* _Exercise description_:
Your task is to locate every line holding the string "작품에서" and to copy each of them.

* _Records shown_:
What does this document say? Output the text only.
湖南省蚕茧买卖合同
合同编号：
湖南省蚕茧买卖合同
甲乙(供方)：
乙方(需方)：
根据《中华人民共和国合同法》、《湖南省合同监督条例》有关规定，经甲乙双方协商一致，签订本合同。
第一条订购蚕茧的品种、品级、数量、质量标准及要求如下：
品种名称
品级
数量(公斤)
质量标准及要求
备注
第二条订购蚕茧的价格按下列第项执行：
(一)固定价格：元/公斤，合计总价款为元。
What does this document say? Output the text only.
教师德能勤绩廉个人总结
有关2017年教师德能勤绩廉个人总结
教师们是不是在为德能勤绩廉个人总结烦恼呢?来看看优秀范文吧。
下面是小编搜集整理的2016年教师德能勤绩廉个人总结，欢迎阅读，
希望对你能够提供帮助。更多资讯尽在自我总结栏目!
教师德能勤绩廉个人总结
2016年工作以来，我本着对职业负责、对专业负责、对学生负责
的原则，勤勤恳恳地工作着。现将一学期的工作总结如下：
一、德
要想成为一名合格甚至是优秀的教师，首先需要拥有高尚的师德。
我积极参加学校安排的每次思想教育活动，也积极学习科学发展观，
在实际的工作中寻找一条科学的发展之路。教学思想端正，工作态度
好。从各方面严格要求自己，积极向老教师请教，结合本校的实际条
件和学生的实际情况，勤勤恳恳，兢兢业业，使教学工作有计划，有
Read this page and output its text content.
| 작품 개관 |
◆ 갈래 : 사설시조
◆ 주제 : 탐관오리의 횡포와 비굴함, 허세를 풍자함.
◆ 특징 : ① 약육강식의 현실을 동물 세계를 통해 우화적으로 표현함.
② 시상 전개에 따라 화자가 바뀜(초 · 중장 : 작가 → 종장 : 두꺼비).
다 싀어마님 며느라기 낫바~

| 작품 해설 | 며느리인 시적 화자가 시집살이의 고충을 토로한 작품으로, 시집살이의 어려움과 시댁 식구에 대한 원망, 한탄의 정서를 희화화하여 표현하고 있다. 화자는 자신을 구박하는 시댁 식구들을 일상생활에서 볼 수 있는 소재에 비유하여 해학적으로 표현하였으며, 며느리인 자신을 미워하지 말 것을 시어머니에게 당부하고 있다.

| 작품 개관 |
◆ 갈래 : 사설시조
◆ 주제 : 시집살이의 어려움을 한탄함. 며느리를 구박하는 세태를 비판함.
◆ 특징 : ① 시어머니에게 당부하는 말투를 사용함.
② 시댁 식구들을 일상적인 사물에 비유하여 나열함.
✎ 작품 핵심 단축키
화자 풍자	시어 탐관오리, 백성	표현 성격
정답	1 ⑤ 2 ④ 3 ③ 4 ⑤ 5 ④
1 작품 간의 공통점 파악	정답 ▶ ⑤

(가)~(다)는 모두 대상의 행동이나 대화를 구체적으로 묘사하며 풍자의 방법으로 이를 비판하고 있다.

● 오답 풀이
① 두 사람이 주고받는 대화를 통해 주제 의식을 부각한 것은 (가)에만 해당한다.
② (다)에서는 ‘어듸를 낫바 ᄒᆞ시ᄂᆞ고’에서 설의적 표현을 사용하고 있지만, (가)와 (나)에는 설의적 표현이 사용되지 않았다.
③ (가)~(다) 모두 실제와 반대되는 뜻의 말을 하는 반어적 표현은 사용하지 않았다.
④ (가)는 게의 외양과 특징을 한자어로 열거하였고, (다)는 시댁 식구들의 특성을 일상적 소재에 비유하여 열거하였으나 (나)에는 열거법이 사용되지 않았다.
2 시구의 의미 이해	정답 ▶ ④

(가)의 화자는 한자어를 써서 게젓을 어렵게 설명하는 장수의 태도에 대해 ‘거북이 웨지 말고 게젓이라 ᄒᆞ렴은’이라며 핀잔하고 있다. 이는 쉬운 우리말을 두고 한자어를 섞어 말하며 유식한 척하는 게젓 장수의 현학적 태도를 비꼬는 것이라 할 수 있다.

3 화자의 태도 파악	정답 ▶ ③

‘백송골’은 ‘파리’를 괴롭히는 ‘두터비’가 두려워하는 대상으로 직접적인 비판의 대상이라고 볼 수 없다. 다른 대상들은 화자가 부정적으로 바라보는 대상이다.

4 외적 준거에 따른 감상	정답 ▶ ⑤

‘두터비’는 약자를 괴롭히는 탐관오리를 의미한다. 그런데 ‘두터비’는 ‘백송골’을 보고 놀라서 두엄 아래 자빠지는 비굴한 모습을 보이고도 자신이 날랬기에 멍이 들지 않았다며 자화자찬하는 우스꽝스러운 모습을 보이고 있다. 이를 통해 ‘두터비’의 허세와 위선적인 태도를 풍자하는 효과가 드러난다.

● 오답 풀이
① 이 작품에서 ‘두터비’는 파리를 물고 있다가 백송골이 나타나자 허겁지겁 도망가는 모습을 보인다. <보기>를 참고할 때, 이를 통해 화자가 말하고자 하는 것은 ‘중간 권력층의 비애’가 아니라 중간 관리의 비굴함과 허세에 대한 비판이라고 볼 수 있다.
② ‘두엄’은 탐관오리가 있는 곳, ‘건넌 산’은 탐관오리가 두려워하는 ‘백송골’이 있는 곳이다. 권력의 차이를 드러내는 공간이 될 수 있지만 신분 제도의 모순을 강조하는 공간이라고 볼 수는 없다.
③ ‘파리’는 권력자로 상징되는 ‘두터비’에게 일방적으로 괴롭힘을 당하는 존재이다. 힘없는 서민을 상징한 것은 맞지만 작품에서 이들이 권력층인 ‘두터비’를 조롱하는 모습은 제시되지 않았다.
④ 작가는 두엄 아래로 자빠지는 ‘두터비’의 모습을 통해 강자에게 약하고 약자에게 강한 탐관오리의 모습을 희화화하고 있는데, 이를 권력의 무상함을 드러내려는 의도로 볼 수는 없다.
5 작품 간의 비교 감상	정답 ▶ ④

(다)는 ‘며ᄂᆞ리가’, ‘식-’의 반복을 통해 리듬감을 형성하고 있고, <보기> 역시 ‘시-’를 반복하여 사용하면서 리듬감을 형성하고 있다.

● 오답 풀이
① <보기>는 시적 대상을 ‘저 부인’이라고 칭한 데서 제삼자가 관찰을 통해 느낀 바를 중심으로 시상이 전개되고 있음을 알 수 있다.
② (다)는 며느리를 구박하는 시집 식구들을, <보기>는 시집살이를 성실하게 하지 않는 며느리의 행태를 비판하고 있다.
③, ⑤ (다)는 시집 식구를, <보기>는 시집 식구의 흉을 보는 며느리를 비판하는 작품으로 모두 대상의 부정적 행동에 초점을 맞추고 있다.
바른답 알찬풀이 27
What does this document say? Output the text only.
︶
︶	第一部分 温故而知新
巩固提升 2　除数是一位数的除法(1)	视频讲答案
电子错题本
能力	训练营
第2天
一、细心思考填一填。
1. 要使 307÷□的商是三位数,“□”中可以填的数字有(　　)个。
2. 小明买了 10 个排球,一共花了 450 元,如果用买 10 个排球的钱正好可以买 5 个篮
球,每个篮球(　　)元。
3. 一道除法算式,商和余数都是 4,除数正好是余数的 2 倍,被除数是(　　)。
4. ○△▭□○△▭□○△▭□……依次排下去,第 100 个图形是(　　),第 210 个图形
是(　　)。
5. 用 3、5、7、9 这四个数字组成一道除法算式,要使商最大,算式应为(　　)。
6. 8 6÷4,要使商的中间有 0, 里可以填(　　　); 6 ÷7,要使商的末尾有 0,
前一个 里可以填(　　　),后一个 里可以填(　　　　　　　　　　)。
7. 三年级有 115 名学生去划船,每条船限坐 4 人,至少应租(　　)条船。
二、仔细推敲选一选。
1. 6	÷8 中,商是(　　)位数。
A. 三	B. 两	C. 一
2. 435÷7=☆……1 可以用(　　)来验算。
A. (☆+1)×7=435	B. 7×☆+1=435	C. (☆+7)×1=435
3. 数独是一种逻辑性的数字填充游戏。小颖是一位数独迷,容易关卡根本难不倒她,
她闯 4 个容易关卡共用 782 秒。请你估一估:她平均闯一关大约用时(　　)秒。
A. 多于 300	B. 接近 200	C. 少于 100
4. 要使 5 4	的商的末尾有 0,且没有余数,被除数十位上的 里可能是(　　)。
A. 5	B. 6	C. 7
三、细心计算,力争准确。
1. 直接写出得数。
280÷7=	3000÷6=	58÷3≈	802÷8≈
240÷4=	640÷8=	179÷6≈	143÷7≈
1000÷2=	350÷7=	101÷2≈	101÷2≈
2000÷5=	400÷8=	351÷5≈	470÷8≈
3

* _Result of this exercise_:
① 이 작품에서 ‘두터비’는 파리를 물고 있다가 백송골이 나타나자 허겁지겁 도망가는 모습을 보인다. <보기>를 참고할 때, 이를 통해 화자가 말하고자 하는 것은 ‘중간 권력층의 비애’가 아니라 중간 관리의 비굴함과 허세에 대한 비판이라고 볼 수 있다.
③ ‘파리’는 권력자로 상징되는 ‘두터비’에게 일방적으로 괴롭힘을 당하는 존재이다. 힘없는 서민을 상징한 것은 맞지만 작품에서 이들이 권력층인 ‘두터비’를 조롱하는 모습은 제시되지 않았다.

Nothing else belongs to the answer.